**Exercises to complete:**
- a) In the soft-classing paper, what serves as the storage medium for both the structure and the instances of data it encompasses?
- b) Duplicate a span of the soft-classing paper word for word. Begin at the words "McLean, Virginia 22102  USA" and stop after the words "a responsive system.".

**Selected passage:**
*-*-*

Soft-Classing to Create Evolving Ontologies for Distributed Resources

 

                                                                                        Kenneth J. Laskey, PhD                                               Qiang Lin, PhD

                                           kenneth.j.laskey@saic.com                                        qiang.lin@saic.com

Science Applications International Corporation (SAIC)

1710 SAIC Drive

McLean, Virginia 22102  USA

 

ABSTRACT

The value of a distributed resource is often enhanced by its remaining distributed and under the control of the party responsible for its creation and maintenance. Metadata expressed as XML provides a mechanism to publish the existence of this resource and to support multiple access of the resource from its source location. In this way, uncertainty is minimized about whether the resource is current or from where the resource originates. A challenge then is to characterize the resource in a flexible way which allows the characterization ontology to capture new information in a time frame consistent with the evolution of knowledge in the domain itself. Soft-classing has been developed as a means to support such a responsive system.

Keywords

Soft-classing, ontology, metadata

INTRODUCTION

In order to make effective use of distributed resources, it is necessary to describe what the resource is, where the resource can be found, and how the resource can be accessed. The resource itself need not be Web accessible, only the characterizing metadata and the ability to access the schema through which the resources are classified. In a distributed environment where the information domain contains content from many sources, the desirable attributes of an organizing ontology include

  • easy distribution across the community of interest
  • flexibility in how concepts are represented
  • ease of evolving to accommodate an expanding knowledge base
  • a means to evolve the ontology without invalidating data already catalogued.

    While the Web supports distribution, soft-classing is introduced as a means to create such a flexible ontology structure, UCLP as the mechanism to capture the metadata defining the structure, and an Oracle implementation as the storage medium to hold both the structure and instances of data which the structure encompasses.

*-*-*

Layout region records
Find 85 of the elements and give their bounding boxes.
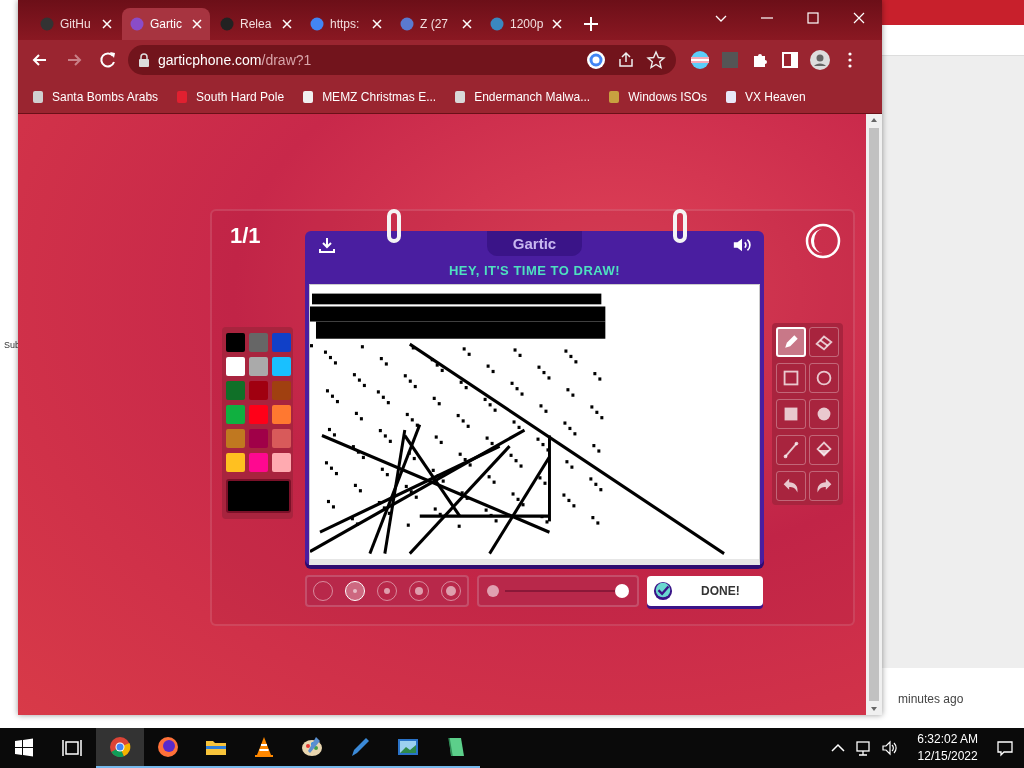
browser-tab[interactable]: Relea xyxy=(212,8,300,40)
pencil-tool-button[interactable] xyxy=(776,327,806,357)
plus-icon[interactable] xyxy=(582,15,600,33)
profile-icon[interactable] xyxy=(810,50,830,70)
taskbar-app-button[interactable] xyxy=(96,728,144,768)
tab-favicon-icon xyxy=(400,17,414,31)
browser-tab[interactable]: Gartic xyxy=(122,8,210,40)
status-text: minutes ago xyxy=(898,692,964,706)
google-icon[interactable] xyxy=(586,50,606,70)
close-icon[interactable] xyxy=(192,19,202,29)
color-swatch[interactable] xyxy=(249,453,268,472)
browser-tab[interactable]: https: xyxy=(302,8,390,40)
firefox-icon xyxy=(156,735,180,759)
tab-favicon-icon xyxy=(130,17,144,31)
palette-icon xyxy=(300,735,324,759)
color-swatch[interactable] xyxy=(272,333,291,352)
color-swatch[interactable] xyxy=(249,381,268,400)
color-swatch[interactable] xyxy=(272,453,291,472)
color-swatch[interactable] xyxy=(272,429,291,448)
volume-icon[interactable] xyxy=(881,739,900,757)
close-icon[interactable] xyxy=(372,19,382,29)
color-swatch[interactable] xyxy=(226,405,245,424)
flag-icon[interactable] xyxy=(690,50,710,70)
color-swatch[interactable] xyxy=(249,405,268,424)
bookmark-link[interactable]: VX Heaven xyxy=(722,88,806,105)
filled-rect-tool-button[interactable] xyxy=(776,399,806,429)
address-bar[interactable]: garticphone.com/draw?1 xyxy=(128,45,676,75)
notification-icon[interactable] xyxy=(996,739,1014,757)
close-icon[interactable] xyxy=(102,19,112,29)
bucket-tool-button[interactable] xyxy=(809,435,839,465)
color-swatch[interactable] xyxy=(272,405,291,424)
color-swatch[interactable] xyxy=(249,429,268,448)
eraser-tool-button[interactable] xyxy=(809,327,839,357)
close-icon[interactable] xyxy=(282,19,292,29)
scrollbar[interactable] xyxy=(866,114,882,715)
undo-tool-button[interactable] xyxy=(776,471,806,501)
rect-tool-button[interactable] xyxy=(776,363,806,393)
color-swatch[interactable] xyxy=(249,333,268,352)
browser-tab[interactable]: GitHu xyxy=(32,8,120,40)
half-moon-icon[interactable] xyxy=(805,223,841,259)
opacity-slider[interactable] xyxy=(505,582,629,600)
brush-size-option[interactable] xyxy=(345,581,365,601)
color-swatch[interactable] xyxy=(226,429,245,448)
instruction-heading: HEY, IT'S TIME TO DRAW! xyxy=(447,263,622,278)
logo: Gartic xyxy=(486,231,583,256)
done-button[interactable]: DONE! xyxy=(647,576,763,606)
side-panel-icon[interactable] xyxy=(780,50,800,70)
tab-favicon-icon xyxy=(310,17,324,31)
download-icon[interactable] xyxy=(317,235,337,255)
tab-favicon-icon xyxy=(220,17,234,31)
check-icon xyxy=(653,581,673,601)
redo-tool-button[interactable] xyxy=(809,471,839,501)
browser-tab[interactable]: 1200p xyxy=(482,8,570,40)
close-icon[interactable] xyxy=(462,19,472,29)
cone-icon xyxy=(252,735,276,759)
color-swatch[interactable] xyxy=(272,357,291,376)
filled-ellipse-tool-button[interactable] xyxy=(809,399,839,429)
lock-icon xyxy=(138,53,150,67)
dot-icon xyxy=(487,585,499,597)
ring-binder xyxy=(673,209,687,243)
round-counter: 1/1 xyxy=(230,223,262,249)
star-icon[interactable] xyxy=(646,50,666,70)
bookmark-link[interactable]: Windows ISOs xyxy=(606,88,707,105)
close-icon[interactable] xyxy=(552,19,562,29)
tab-favicon-icon xyxy=(40,17,54,31)
bookmark-link[interactable]: Santa Bombs Arabs xyxy=(30,88,159,105)
browser-tab[interactable]: Z (27 xyxy=(392,8,480,40)
bookmark-link[interactable]: South Hard Pole xyxy=(174,88,285,105)
bookmark-link[interactable]: Endermanch Malwa... xyxy=(452,88,591,105)
color-swatch[interactable] xyxy=(272,381,291,400)
reload-icon[interactable] xyxy=(98,50,118,70)
tab-favicon-icon xyxy=(490,17,504,31)
bookmark-link[interactable]: MEMZ Christmas E... xyxy=(300,88,437,105)
color-swatch[interactable] xyxy=(226,333,245,352)
ellipse-tool-button[interactable] xyxy=(809,363,839,393)
share-icon[interactable] xyxy=(616,50,636,70)
color-swatch[interactable] xyxy=(226,381,245,400)
bookmark-icon xyxy=(30,88,46,105)
color-swatch[interactable] xyxy=(249,357,268,376)
clock[interactable]: 6:32:02 AM 12/15/2022 xyxy=(917,731,978,765)
ring-binder xyxy=(387,209,401,243)
color-swatch[interactable] xyxy=(226,357,245,376)
chrome-icon xyxy=(108,735,132,759)
color-swatch[interactable] xyxy=(226,453,245,472)
line-tool-button[interactable] xyxy=(776,435,806,465)
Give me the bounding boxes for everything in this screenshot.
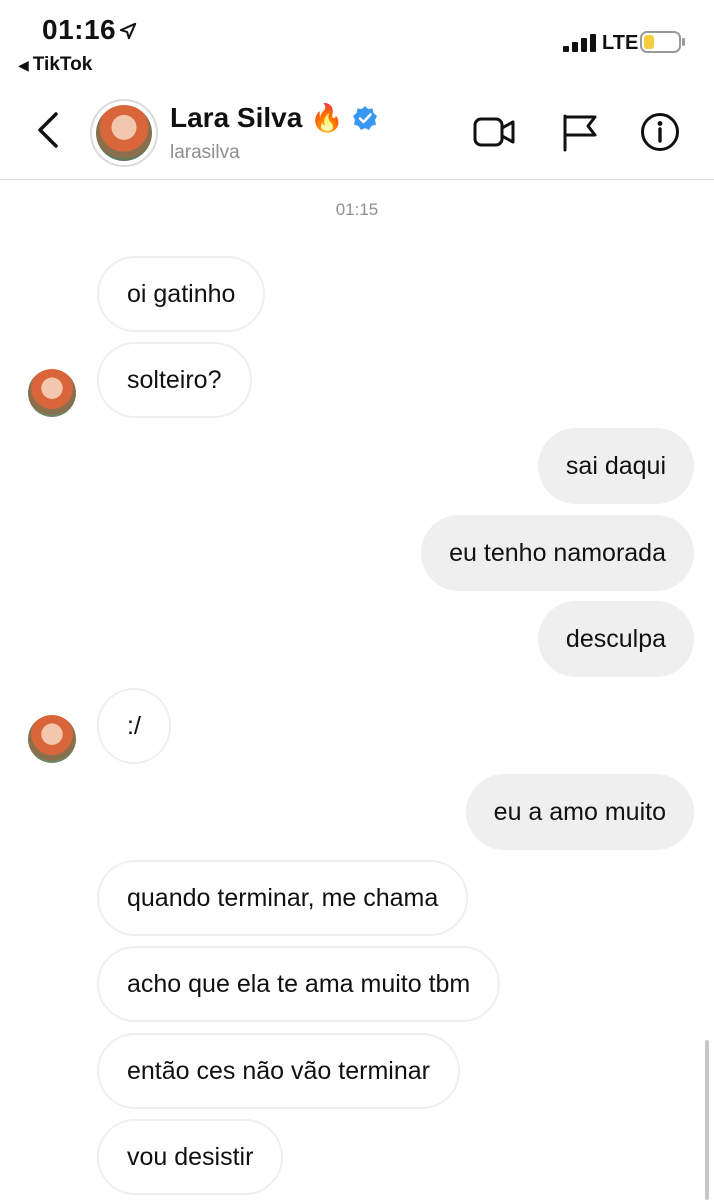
message-bubble[interactable]: eu a amo muito — [465, 774, 694, 850]
location-arrow-icon — [119, 22, 137, 40]
battery-icon — [640, 31, 685, 53]
chat-header: Lara Silva 🔥 larasilva — [0, 82, 714, 180]
message-text: eu a amo muito — [493, 797, 666, 826]
cellular-signal-icon — [563, 34, 596, 52]
message-bubble[interactable]: :/ — [97, 688, 171, 764]
message-text: quando terminar, me chama — [127, 883, 439, 912]
mini-avatar[interactable] — [28, 369, 76, 417]
profile-username: larasilva — [170, 142, 240, 163]
verified-badge-icon — [352, 106, 377, 130]
message-text: :/ — [127, 711, 141, 740]
message-text: vou desistir — [127, 1142, 254, 1171]
info-icon[interactable] — [638, 112, 682, 152]
chat-timestamp: 01:15 — [335, 200, 379, 219]
scrollbar[interactable] — [705, 1040, 709, 1200]
message-bubble[interactable]: quando terminar, me chama — [97, 860, 469, 936]
fire-emoji: 🔥 — [310, 102, 344, 133]
back-triangle-icon: ◀ — [18, 56, 29, 73]
message-text: acho que ela te ama muito tbm — [127, 969, 471, 998]
message-text: desculpa — [565, 624, 666, 653]
message-bubble[interactable]: vou desistir — [97, 1119, 284, 1195]
back-to-app-link[interactable]: ◀ TikTok — [18, 54, 92, 76]
flag-icon[interactable] — [558, 112, 602, 152]
message-bubble[interactable]: acho que ela te ama muito tbm — [97, 946, 501, 1022]
profile-avatar[interactable] — [90, 99, 158, 167]
message-text: sai daqui — [565, 451, 666, 480]
back-icon[interactable] — [30, 108, 66, 152]
avatar-image — [96, 105, 152, 161]
message-text: eu tenho namorada — [449, 538, 666, 567]
video-call-icon[interactable] — [472, 112, 516, 152]
message-bubble[interactable]: eu tenho namorada — [421, 515, 694, 591]
network-type: LTE — [602, 32, 639, 54]
message-bubble[interactable]: oi gatinho — [97, 256, 266, 332]
back-app-label: TikTok — [32, 54, 93, 75]
status-time: 01:16 — [42, 14, 117, 45]
message-bubble[interactable]: solteiro? — [97, 342, 252, 418]
mini-avatar[interactable] — [28, 715, 76, 763]
profile-name: Lara Silva — [170, 102, 303, 133]
message-text: solteiro? — [127, 365, 222, 394]
message-bubble[interactable]: sai daqui — [537, 428, 694, 504]
message-text: então ces não vão terminar — [127, 1056, 430, 1085]
message-bubble[interactable]: desculpa — [537, 601, 694, 677]
message-text: oi gatinho — [127, 279, 236, 308]
status-bar: 01:16 ◀ TikTok LTE — [0, 0, 714, 82]
profile-name-row[interactable]: Lara Silva 🔥 — [170, 102, 378, 134]
message-bubble[interactable]: então ces não vão terminar — [97, 1033, 460, 1109]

*-*-*

**Answers to each task:**
- a) An Oracle implementation.

- b)
McLean, Virginia 22102  USA

 

ABSTRACT

The value of a distributed resource is often enhanced by its remaining distributed and under the control of the party responsible for its creation and maintenance. Metadata expressed as XML provides a mechanism to publish the existence of this resource and to support multiple access of the resource from its source location. In this way, uncertainty is minimized about whether the resource is current or from where the resource originates. A challenge then is to characterize the resource in a flexible way which allows the characterization ontology to capture new information in a time frame consistent with the evolution of knowledge in the domain itself. Soft-classing has been developed as a means to support such a responsive system.